(RECORDS):
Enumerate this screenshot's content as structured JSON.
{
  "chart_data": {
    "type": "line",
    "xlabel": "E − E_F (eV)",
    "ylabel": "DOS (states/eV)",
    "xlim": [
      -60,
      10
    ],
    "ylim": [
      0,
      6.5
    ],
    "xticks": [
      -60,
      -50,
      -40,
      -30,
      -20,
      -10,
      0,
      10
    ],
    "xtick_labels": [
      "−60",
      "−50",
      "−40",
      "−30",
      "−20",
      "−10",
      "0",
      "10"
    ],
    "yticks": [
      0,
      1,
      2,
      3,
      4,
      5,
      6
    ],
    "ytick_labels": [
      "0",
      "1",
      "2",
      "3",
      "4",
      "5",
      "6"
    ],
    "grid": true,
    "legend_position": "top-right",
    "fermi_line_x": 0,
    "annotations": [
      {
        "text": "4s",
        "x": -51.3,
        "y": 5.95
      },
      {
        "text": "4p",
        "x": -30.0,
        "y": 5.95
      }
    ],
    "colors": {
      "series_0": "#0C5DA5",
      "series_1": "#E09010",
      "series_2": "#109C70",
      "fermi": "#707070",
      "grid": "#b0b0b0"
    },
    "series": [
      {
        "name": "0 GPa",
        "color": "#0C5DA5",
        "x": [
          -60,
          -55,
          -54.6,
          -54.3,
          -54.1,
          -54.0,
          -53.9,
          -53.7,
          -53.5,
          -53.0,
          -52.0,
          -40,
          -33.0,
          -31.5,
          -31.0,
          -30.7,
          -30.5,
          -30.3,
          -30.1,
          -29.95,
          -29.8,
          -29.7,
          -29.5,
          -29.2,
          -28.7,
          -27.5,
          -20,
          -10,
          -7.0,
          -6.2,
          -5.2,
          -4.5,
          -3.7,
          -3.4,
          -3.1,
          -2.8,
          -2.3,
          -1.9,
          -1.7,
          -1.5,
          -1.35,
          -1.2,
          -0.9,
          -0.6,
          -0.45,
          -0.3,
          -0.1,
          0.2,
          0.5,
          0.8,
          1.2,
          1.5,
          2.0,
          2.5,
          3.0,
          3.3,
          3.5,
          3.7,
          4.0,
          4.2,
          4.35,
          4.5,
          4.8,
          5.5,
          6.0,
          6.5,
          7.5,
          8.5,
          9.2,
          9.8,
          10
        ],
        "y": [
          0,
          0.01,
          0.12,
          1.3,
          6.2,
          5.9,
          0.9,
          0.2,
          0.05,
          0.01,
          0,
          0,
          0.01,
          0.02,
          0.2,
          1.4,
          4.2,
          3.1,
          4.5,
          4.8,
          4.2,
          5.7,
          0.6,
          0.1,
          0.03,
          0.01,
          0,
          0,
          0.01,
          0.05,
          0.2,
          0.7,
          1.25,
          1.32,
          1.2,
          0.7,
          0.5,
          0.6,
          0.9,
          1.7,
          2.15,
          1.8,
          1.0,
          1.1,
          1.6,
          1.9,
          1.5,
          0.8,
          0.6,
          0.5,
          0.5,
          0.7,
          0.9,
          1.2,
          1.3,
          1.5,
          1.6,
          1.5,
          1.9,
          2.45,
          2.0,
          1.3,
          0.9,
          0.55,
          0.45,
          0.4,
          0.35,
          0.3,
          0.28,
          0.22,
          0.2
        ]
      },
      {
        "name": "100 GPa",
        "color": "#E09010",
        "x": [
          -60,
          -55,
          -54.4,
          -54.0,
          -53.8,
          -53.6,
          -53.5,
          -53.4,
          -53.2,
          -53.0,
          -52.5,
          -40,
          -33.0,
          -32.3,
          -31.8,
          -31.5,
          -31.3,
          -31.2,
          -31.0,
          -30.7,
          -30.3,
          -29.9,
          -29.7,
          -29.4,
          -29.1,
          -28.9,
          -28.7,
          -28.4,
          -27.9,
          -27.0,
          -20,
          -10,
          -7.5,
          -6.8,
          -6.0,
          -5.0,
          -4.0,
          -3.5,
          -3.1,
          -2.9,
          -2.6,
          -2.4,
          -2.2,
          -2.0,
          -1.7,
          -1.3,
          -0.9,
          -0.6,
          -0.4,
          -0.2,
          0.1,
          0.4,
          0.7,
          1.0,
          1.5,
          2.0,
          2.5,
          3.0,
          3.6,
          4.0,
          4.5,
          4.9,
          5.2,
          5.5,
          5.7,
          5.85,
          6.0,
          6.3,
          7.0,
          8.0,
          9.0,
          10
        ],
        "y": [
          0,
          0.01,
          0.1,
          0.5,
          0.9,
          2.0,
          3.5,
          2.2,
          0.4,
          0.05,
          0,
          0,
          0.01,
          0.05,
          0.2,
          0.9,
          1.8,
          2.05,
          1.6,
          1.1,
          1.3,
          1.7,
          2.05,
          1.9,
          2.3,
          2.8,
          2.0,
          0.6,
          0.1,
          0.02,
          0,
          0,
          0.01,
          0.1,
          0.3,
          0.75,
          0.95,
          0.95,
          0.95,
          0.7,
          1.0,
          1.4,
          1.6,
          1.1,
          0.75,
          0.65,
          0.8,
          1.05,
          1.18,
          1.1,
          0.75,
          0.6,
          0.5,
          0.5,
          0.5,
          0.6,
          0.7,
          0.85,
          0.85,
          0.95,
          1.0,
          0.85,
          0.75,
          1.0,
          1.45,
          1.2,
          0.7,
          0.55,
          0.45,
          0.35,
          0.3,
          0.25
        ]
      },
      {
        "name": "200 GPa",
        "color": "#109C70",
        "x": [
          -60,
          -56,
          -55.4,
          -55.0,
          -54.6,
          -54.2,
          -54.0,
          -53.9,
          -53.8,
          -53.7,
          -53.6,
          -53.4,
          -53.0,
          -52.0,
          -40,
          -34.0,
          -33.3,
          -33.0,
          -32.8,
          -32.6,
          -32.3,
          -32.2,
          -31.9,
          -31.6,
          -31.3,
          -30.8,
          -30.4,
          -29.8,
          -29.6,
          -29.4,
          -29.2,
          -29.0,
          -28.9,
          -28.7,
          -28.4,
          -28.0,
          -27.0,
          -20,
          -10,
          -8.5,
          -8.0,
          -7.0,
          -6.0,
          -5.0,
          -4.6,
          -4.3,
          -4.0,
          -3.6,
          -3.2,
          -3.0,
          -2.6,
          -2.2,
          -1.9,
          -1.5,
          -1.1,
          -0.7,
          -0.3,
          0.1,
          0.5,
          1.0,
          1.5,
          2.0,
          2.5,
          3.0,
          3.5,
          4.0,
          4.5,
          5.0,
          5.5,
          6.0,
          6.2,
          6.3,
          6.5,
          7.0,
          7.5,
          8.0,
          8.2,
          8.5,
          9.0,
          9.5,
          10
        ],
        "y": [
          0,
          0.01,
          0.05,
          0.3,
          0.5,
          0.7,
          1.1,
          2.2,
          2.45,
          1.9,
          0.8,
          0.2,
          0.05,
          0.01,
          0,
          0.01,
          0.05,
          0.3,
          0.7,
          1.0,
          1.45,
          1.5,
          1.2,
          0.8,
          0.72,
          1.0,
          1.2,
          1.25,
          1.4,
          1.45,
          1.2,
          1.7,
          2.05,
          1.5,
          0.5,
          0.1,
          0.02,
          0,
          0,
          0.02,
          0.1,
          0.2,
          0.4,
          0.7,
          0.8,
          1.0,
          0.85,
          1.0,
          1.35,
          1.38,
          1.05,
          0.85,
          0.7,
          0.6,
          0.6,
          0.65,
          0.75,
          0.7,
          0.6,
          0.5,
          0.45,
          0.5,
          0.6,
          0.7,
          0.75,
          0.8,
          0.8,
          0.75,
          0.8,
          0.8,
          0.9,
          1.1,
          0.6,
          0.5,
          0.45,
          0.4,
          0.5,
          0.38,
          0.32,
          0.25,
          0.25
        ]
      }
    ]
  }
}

(TASK DESCRIPTION): Output each entry precisely as given.

(ANSWER TO THE PROBLEM):
Enumerate this screenshot's content as structured JSON.
{
  "chart_data": {
    "type": "line",
    "xlabel": "E − E_F (eV)",
    "ylabel": "DOS (states/eV)",
    "xlim": [
      -60,
      10
    ],
    "ylim": [
      0,
      6.5
    ],
    "xticks": [
      -60,
      -50,
      -40,
      -30,
      -20,
      -10,
      0,
      10
    ],
    "xtick_labels": [
      "−60",
      "−50",
      "−40",
      "−30",
      "−20",
      "−10",
      "0",
      "10"
    ],
    "yticks": [
      0,
      1,
      2,
      3,
      4,
      5,
      6
    ],
    "ytick_labels": [
      "0",
      "1",
      "2",
      "3",
      "4",
      "5",
      "6"
    ],
    "grid": true,
    "legend_position": "top-right",
    "fermi_line_x": 0,
    "annotations": [
      {
        "text": "4s",
        "x": -51.3,
        "y": 5.95
      },
      {
        "text": "4p",
        "x": -30.0,
        "y": 5.95
      }
    ],
    "colors": {
      "series_0": "#0C5DA5",
      "series_1": "#E09010",
      "series_2": "#109C70",
      "fermi": "#707070",
      "grid": "#b0b0b0"
    },
    "series": [
      {
        "name": "0 GPa",
        "color": "#0C5DA5",
        "x": [
          -60,
          -55,
          -54.6,
          -54.3,
          -54.1,
          -54.0,
          -53.9,
          -53.7,
          -53.5,
          -53.0,
          -52.0,
          -40,
          -33.0,
          -31.5,
          -31.0,
          -30.7,
          -30.5,
          -30.3,
          -30.1,
          -29.95,
          -29.8,
          -29.7,
          -29.5,
          -29.2,
          -28.7,
          -27.5,
          -20,
          -10,
          -7.0,
          -6.2,
          -5.2,
          -4.5,
          -3.7,
          -3.4,
          -3.1,
          -2.8,
          -2.3,
          -1.9,
          -1.7,
          -1.5,
          -1.35,
          -1.2,
          -0.9,
          -0.6,
          -0.45,
          -0.3,
          -0.1,
          0.2,
          0.5,
          0.8,
          1.2,
          1.5,
          2.0,
          2.5,
          3.0,
          3.3,
          3.5,
          3.7,
          4.0,
          4.2,
          4.35,
          4.5,
          4.8,
          5.5,
          6.0,
          6.5,
          7.5,
          8.5,
          9.2,
          9.8,
          10
        ],
        "y": [
          0,
          0.01,
          0.12,
          1.3,
          6.2,
          5.9,
          0.9,
          0.2,
          0.05,
          0.01,
          0,
          0,
          0.01,
          0.02,
          0.2,
          1.4,
          4.2,
          3.1,
          4.5,
          4.8,
          4.2,
          5.7,
          0.6,
          0.1,
          0.03,
          0.01,
          0,
          0,
          0.01,
          0.05,
          0.2,
          0.7,
          1.25,
          1.32,
          1.2,
          0.7,
          0.5,
          0.6,
          0.9,
          1.7,
          2.15,
          1.8,
          1.0,
          1.1,
          1.6,
          1.9,
          1.5,
          0.8,
          0.6,
          0.5,
          0.5,
          0.7,
          0.9,
          1.2,
          1.3,
          1.5,
          1.6,
          1.5,
          1.9,
          2.45,
          2.0,
          1.3,
          0.9,
          0.55,
          0.45,
          0.4,
          0.35,
          0.3,
          0.28,
          0.22,
          0.2
        ]
      },
      {
        "name": "100 GPa",
        "color": "#E09010",
        "x": [
          -60,
          -55,
          -54.4,
          -54.0,
          -53.8,
          -53.6,
          -53.5,
          -53.4,
          -53.2,
          -53.0,
          -52.5,
          -40,
          -33.0,
          -32.3,
          -31.8,
          -31.5,
          -31.3,
          -31.2,
          -31.0,
          -30.7,
          -30.3,
          -29.9,
          -29.7,
          -29.4,
          -29.1,
          -28.9,
          -28.7,
          -28.4,
          -27.9,
          -27.0,
          -20,
          -10,
          -7.5,
          -6.8,
          -6.0,
          -5.0,
          -4.0,
          -3.5,
          -3.1,
          -2.9,
          -2.6,
          -2.4,
          -2.2,
          -2.0,
          -1.7,
          -1.3,
          -0.9,
          -0.6,
          -0.4,
          -0.2,
          0.1,
          0.4,
          0.7,
          1.0,
          1.5,
          2.0,
          2.5,
          3.0,
          3.6,
          4.0,
          4.5,
          4.9,
          5.2,
          5.5,
          5.7,
          5.85,
          6.0,
          6.3,
          7.0,
          8.0,
          9.0,
          10
        ],
        "y": [
          0,
          0.01,
          0.1,
          0.5,
          0.9,
          2.0,
          3.5,
          2.2,
          0.4,
          0.05,
          0,
          0,
          0.01,
          0.05,
          0.2,
          0.9,
          1.8,
          2.05,
          1.6,
          1.1,
          1.3,
          1.7,
          2.05,
          1.9,
          2.3,
          2.8,
          2.0,
          0.6,
          0.1,
          0.02,
          0,
          0,
          0.01,
          0.1,
          0.3,
          0.75,
          0.95,
          0.95,
          0.95,
          0.7,
          1.0,
          1.4,
          1.6,
          1.1,
          0.75,
          0.65,
          0.8,
          1.05,
          1.18,
          1.1,
          0.75,
          0.6,
          0.5,
          0.5,
          0.5,
          0.6,
          0.7,
          0.85,
          0.85,
          0.95,
          1.0,
          0.85,
          0.75,
          1.0,
          1.45,
          1.2,
          0.7,
          0.55,
          0.45,
          0.35,
          0.3,
          0.25
        ]
      },
      {
        "name": "200 GPa",
        "color": "#109C70",
        "x": [
          -60,
          -56,
          -55.4,
          -55.0,
          -54.6,
          -54.2,
          -54.0,
          -53.9,
          -53.8,
          -53.7,
          -53.6,
          -53.4,
          -53.0,
          -52.0,
          -40,
          -34.0,
          -33.3,
          -33.0,
          -32.8,
          -32.6,
          -32.3,
          -32.2,
          -31.9,
          -31.6,
          -31.3,
          -30.8,
          -30.4,
          -29.8,
          -29.6,
          -29.4,
          -29.2,
          -29.0,
          -28.9,
          -28.7,
          -28.4,
          -28.0,
          -27.0,
          -20,
          -10,
          -8.5,
          -8.0,
          -7.0,
          -6.0,
          -5.0,
          -4.6,
          -4.3,
          -4.0,
          -3.6,
          -3.2,
          -3.0,
          -2.6,
          -2.2,
          -1.9,
          -1.5,
          -1.1,
          -0.7,
          -0.3,
          0.1,
          0.5,
          1.0,
          1.5,
          2.0,
          2.5,
          3.0,
          3.5,
          4.0,
          4.5,
          5.0,
          5.5,
          6.0,
          6.2,
          6.3,
          6.5,
          7.0,
          7.5,
          8.0,
          8.2,
          8.5,
          9.0,
          9.5,
          10
        ],
        "y": [
          0,
          0.01,
          0.05,
          0.3,
          0.5,
          0.7,
          1.1,
          2.2,
          2.45,
          1.9,
          0.8,
          0.2,
          0.05,
          0.01,
          0,
          0.01,
          0.05,
          0.3,
          0.7,
          1.0,
          1.45,
          1.5,
          1.2,
          0.8,
          0.72,
          1.0,
          1.2,
          1.25,
          1.4,
          1.45,
          1.2,
          1.7,
          2.05,
          1.5,
          0.5,
          0.1,
          0.02,
          0,
          0,
          0.02,
          0.1,
          0.2,
          0.4,
          0.7,
          0.8,
          1.0,
          0.85,
          1.0,
          1.35,
          1.38,
          1.05,
          0.85,
          0.7,
          0.6,
          0.6,
          0.65,
          0.75,
          0.7,
          0.6,
          0.5,
          0.45,
          0.5,
          0.6,
          0.7,
          0.75,
          0.8,
          0.8,
          0.75,
          0.8,
          0.8,
          0.9,
          1.1,
          0.6,
          0.5,
          0.45,
          0.4,
          0.5,
          0.38,
          0.32,
          0.25,
          0.25
        ]
      }
    ]
  }
}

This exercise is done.